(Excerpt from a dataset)
● ● ● ●

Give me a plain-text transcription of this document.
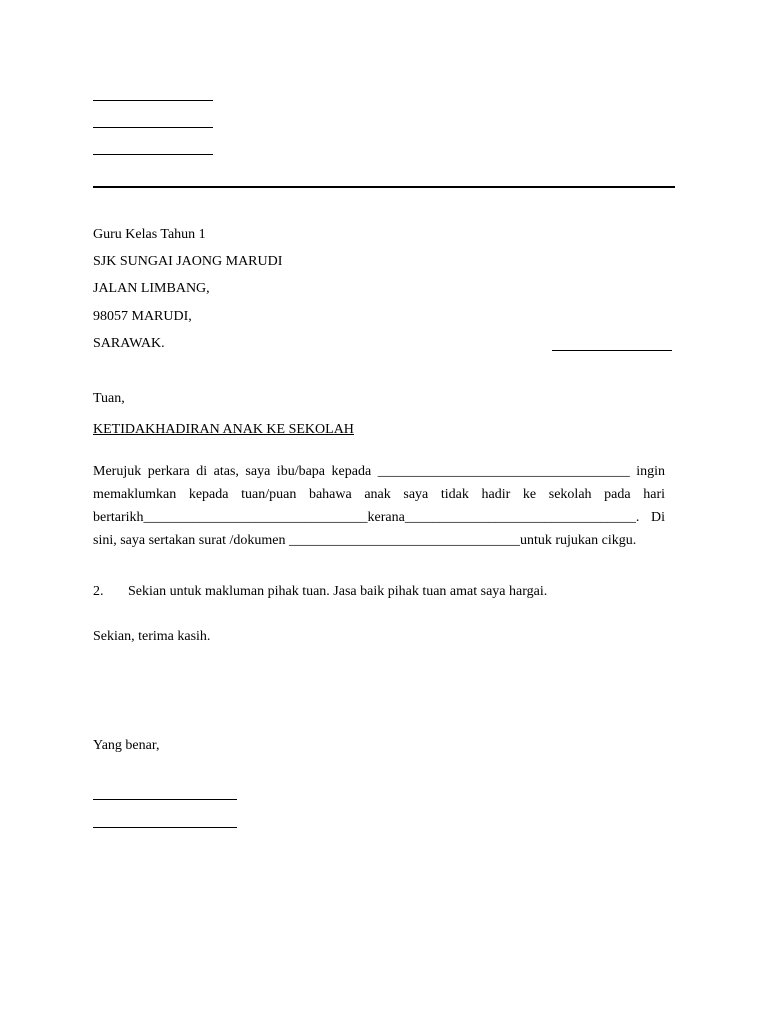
Guru Kelas Tahun 1
SJK SUNGAI JAONG MARUDI
JALAN LIMBANG,
98057 MARUDI,
SARAWAK.
Tuan,
KETIDAKHADIRAN ANAK KE SEKOLAH
Merujuk perkara di atas, saya ibu/bapa kepada ____________________________________ ingin
memaklumkan kepada tuan/puan bahawa anak saya tidak hadir ke sekolah pada hari
bertarikh________________________________kerana_________________________________. Di
sini, saya sertakan surat /dokumen _________________________________untuk rujukan cikgu.
2. Sekian untuk makluman pihak tuan. Jasa baik pihak tuan amat saya hargai.
Sekian, terima kasih.
Yang benar,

● ● ● ●

Instructions for the task
Give back the whole listing as it stands, minus its pictures.

Result for this task
Give me a plain-text transcription of this document.
Guru Kelas Tahun 1
SJK SUNGAI JAONG MARUDI
JALAN LIMBANG,
98057 MARUDI,
SARAWAK.
Tuan,
KETIDAKHADIRAN ANAK KE SEKOLAH
Merujuk perkara di atas, saya ibu/bapa kepada ____________________________________ ingin
memaklumkan kepada tuan/puan bahawa anak saya tidak hadir ke sekolah pada hari
bertarikh________________________________kerana_________________________________. Di
sini, saya sertakan surat /dokumen _________________________________untuk rujukan cikgu.
2. Sekian untuk makluman pihak tuan. Jasa baik pihak tuan amat saya hargai.
Sekian, terima kasih.
Yang benar,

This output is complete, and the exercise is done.